Put the lines of the records below, from the line containing "search-button[interactable]: [362, 727, 398, 763]" through the line containing "network-icon: [16, 302, 62, 348]", into a JSON list of strings with one string per line, leaving out any blank lines.

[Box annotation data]
* * * * * * *
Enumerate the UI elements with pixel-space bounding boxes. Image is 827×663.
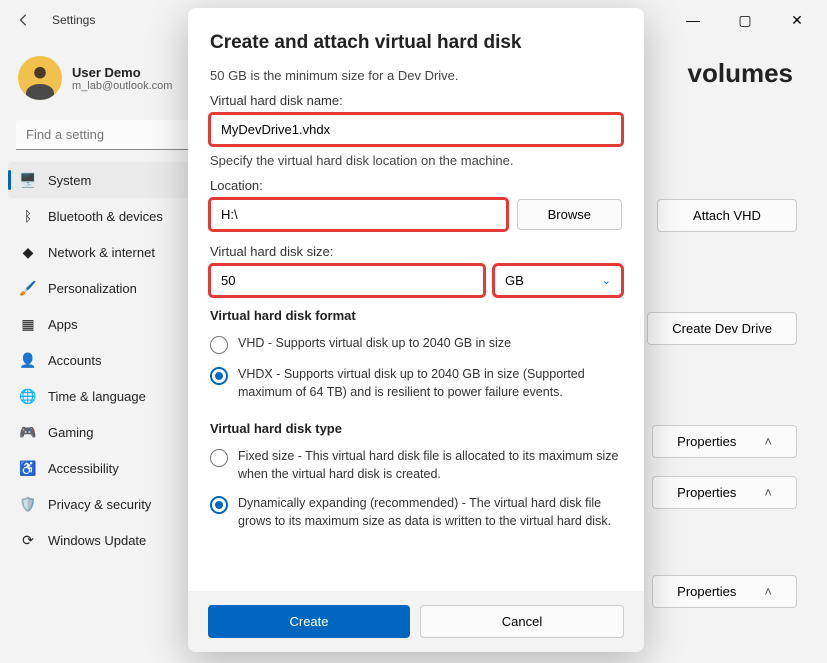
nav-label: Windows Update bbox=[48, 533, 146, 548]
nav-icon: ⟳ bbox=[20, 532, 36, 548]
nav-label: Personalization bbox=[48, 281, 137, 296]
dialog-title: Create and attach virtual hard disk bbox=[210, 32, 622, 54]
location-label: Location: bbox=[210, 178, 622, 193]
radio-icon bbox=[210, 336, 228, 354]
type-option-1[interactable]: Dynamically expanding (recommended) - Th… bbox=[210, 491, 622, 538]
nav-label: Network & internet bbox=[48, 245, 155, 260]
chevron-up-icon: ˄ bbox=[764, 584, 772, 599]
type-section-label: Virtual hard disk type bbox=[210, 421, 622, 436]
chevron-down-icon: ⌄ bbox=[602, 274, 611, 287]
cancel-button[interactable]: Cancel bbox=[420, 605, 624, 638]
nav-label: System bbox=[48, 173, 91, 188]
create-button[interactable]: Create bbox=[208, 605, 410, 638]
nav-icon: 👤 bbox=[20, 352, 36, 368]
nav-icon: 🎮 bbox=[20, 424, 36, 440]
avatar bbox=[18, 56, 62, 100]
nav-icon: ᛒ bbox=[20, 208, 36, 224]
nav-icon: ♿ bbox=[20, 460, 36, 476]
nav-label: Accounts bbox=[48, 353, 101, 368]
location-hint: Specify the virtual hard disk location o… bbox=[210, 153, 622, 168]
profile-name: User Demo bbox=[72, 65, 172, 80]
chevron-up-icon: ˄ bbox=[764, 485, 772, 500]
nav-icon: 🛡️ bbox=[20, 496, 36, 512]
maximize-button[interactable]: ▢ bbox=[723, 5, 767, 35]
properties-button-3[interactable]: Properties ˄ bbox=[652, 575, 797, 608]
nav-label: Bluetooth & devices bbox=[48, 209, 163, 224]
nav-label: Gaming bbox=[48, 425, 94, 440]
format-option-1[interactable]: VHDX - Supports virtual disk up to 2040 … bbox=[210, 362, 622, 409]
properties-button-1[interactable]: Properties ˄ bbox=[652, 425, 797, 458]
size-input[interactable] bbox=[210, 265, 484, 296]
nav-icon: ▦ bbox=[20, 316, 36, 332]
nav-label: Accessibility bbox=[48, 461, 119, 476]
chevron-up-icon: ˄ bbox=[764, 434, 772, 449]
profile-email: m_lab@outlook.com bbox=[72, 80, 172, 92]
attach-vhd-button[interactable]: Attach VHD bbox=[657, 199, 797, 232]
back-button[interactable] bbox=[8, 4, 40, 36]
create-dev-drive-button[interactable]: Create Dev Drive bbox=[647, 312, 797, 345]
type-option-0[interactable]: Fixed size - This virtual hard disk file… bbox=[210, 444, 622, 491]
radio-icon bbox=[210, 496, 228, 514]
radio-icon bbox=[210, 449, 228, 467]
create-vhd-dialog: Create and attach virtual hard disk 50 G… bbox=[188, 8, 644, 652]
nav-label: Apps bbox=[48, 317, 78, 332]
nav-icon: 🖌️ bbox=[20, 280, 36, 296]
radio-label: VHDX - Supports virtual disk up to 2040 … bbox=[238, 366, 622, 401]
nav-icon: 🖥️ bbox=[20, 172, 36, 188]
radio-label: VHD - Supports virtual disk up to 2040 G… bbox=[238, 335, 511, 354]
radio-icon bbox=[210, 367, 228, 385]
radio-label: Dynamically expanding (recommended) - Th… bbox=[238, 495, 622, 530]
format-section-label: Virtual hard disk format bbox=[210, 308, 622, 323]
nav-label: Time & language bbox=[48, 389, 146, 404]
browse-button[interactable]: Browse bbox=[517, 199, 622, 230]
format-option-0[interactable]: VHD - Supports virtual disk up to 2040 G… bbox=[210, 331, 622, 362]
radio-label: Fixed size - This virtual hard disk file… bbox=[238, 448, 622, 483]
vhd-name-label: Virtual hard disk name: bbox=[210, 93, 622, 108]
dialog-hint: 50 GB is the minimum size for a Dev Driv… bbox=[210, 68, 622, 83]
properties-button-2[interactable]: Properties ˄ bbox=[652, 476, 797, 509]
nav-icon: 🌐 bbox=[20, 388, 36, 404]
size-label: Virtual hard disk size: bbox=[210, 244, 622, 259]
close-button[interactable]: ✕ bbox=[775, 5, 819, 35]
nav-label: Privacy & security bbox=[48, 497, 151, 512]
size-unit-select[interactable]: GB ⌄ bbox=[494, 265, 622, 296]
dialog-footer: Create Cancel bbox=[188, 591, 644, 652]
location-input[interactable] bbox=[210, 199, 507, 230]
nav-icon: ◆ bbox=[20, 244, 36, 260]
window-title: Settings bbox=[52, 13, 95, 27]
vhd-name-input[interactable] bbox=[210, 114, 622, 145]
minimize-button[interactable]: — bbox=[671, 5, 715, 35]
* * * * * * *
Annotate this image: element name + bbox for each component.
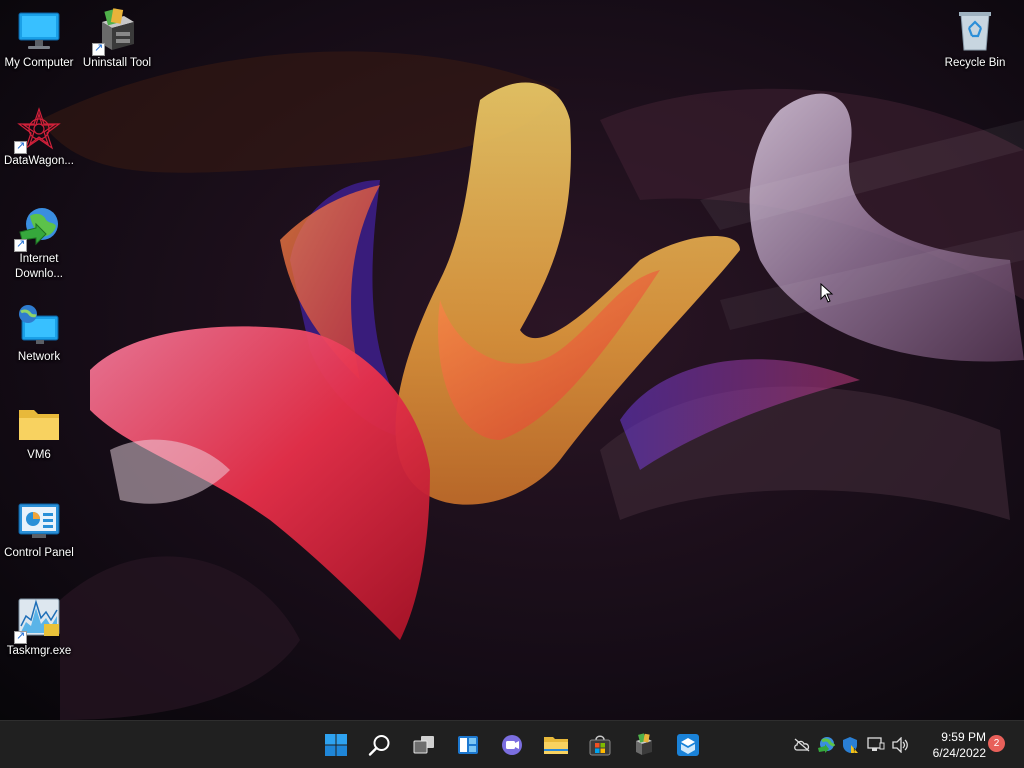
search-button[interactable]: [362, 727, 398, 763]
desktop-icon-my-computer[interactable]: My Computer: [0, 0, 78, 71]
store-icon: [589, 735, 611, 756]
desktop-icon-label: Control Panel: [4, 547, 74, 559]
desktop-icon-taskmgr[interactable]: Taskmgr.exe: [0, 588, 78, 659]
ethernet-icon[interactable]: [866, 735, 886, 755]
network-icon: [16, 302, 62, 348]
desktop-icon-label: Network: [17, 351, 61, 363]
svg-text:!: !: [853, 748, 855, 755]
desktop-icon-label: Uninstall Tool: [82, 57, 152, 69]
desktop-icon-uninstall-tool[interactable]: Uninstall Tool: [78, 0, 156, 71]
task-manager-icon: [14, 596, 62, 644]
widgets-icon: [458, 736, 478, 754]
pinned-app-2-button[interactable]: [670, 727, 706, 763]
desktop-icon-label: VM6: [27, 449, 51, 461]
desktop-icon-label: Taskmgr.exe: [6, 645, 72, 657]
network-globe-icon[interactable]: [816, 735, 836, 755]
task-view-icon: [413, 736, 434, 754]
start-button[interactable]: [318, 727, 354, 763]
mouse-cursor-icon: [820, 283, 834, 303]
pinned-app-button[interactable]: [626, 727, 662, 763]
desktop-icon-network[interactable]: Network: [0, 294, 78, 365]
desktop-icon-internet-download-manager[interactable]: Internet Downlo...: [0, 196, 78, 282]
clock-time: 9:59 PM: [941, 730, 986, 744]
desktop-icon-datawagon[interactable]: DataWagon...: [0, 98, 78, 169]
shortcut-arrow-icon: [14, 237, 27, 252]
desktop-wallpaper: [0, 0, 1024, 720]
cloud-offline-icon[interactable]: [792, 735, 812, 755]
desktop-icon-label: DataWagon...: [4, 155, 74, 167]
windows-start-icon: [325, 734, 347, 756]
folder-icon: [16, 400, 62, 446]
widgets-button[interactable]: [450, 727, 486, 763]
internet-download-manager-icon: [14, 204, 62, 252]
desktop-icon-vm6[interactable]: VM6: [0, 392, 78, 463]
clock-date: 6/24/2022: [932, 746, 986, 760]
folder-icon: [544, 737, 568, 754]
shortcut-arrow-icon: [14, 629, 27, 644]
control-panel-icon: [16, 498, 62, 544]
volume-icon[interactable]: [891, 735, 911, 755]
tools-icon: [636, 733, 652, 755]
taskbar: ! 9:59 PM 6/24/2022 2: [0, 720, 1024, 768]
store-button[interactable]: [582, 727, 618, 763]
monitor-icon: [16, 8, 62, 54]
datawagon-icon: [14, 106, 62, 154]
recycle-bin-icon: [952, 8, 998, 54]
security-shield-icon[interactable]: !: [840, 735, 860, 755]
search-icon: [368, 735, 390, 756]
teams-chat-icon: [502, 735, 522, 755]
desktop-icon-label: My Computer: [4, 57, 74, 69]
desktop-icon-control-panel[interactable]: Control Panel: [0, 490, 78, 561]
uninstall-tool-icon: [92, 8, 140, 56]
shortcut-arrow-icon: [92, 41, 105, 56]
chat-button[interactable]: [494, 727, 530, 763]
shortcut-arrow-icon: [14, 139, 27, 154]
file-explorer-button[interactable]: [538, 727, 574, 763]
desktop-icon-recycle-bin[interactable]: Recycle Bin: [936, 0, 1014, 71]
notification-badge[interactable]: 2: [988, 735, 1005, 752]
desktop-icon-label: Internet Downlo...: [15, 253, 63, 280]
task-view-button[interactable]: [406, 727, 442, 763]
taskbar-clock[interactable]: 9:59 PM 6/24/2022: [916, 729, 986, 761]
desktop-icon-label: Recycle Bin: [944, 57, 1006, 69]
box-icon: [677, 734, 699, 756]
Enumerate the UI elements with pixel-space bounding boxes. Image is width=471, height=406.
* * * * * * *
FINISHED EXERCISE:
[
  "search-button[interactable]: [362, 727, 398, 763]",
  "desktop-icon-my-computer[interactable]: My Computer: [0, 0, 78, 71]",
  "store-icon: [589, 735, 611, 756]",
  "desktop-icon-label: Control Panel: [4, 547, 74, 559]",
  "desktop-icon-taskmgr[interactable]: Taskmgr.exe: [0, 588, 78, 659]",
  "ethernet-icon[interactable]: [866, 735, 886, 755]",
  "network-icon: [16, 302, 62, 348]"
]